What the exercise asks:
What follows are records. Restate all of them word for word.

-- begin --

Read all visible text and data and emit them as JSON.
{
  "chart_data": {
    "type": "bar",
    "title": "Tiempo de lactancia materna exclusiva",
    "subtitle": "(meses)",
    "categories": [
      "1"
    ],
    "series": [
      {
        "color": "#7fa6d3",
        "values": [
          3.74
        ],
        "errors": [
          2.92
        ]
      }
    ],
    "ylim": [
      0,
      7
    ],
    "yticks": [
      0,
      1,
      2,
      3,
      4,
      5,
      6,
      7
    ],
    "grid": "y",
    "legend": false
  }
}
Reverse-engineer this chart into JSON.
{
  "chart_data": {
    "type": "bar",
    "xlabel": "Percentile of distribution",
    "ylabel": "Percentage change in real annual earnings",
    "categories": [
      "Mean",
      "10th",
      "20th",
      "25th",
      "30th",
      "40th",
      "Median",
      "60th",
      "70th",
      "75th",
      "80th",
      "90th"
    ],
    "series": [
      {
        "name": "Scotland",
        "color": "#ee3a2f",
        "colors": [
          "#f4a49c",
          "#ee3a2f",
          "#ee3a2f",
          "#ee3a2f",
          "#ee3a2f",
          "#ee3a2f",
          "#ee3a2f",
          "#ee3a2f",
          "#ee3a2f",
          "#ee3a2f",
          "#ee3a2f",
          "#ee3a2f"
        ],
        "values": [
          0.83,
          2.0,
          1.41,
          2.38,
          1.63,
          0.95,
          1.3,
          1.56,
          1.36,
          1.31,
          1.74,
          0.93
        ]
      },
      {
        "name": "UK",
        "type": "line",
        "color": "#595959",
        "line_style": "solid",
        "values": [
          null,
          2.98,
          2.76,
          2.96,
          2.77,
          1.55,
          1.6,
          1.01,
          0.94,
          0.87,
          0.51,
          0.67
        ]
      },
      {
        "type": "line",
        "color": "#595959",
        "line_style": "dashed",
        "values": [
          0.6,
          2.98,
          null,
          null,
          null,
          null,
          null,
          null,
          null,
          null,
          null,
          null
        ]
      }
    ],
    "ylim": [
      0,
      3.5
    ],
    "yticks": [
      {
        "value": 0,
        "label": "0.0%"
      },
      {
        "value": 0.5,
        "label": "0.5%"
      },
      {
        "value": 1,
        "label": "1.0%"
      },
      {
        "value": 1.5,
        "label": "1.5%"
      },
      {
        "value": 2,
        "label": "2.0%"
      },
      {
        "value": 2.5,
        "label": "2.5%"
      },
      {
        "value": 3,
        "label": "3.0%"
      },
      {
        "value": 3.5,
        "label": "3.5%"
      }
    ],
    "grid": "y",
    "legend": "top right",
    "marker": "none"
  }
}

-- end --

Exercise answer:
Read all visible text and data and emit them as JSON.
{
  "chart_data": {
    "type": "bar",
    "title": "Tiempo de lactancia materna exclusiva",
    "subtitle": "(meses)",
    "categories": [
      "1"
    ],
    "series": [
      {
        "color": "#7fa6d3",
        "values": [
          3.74
        ],
        "errors": [
          2.92
        ]
      }
    ],
    "ylim": [
      0,
      7
    ],
    "yticks": [
      0,
      1,
      2,
      3,
      4,
      5,
      6,
      7
    ],
    "grid": "y",
    "legend": false
  }
}
Reverse-engineer this chart into JSON.
{
  "chart_data": {
    "type": "bar",
    "xlabel": "Percentile of distribution",
    "ylabel": "Percentage change in real annual earnings",
    "categories": [
      "Mean",
      "10th",
      "20th",
      "25th",
      "30th",
      "40th",
      "Median",
      "60th",
      "70th",
      "75th",
      "80th",
      "90th"
    ],
    "series": [
      {
        "name": "Scotland",
        "color": "#ee3a2f",
        "colors": [
          "#f4a49c",
          "#ee3a2f",
          "#ee3a2f",
          "#ee3a2f",
          "#ee3a2f",
          "#ee3a2f",
          "#ee3a2f",
          "#ee3a2f",
          "#ee3a2f",
          "#ee3a2f",
          "#ee3a2f",
          "#ee3a2f"
        ],
        "values": [
          0.83,
          2.0,
          1.41,
          2.38,
          1.63,
          0.95,
          1.3,
          1.56,
          1.36,
          1.31,
          1.74,
          0.93
        ]
      },
      {
        "name": "UK",
        "type": "line",
        "color": "#595959",
        "line_style": "solid",
        "values": [
          null,
          2.98,
          2.76,
          2.96,
          2.77,
          1.55,
          1.6,
          1.01,
          0.94,
          0.87,
          0.51,
          0.67
        ]
      },
      {
        "type": "line",
        "color": "#595959",
        "line_style": "dashed",
        "values": [
          0.6,
          2.98,
          null,
          null,
          null,
          null,
          null,
          null,
          null,
          null,
          null,
          null
        ]
      }
    ],
    "ylim": [
      0,
      3.5
    ],
    "yticks": [
      {
        "value": 0,
        "label": "0.0%"
      },
      {
        "value": 0.5,
        "label": "0.5%"
      },
      {
        "value": 1,
        "label": "1.0%"
      },
      {
        "value": 1.5,
        "label": "1.5%"
      },
      {
        "value": 2,
        "label": "2.0%"
      },
      {
        "value": 2.5,
        "label": "2.5%"
      },
      {
        "value": 3,
        "label": "3.0%"
      },
      {
        "value": 3.5,
        "label": "3.5%"
      }
    ],
    "grid": "y",
    "legend": "top right",
    "marker": "none"
  }
}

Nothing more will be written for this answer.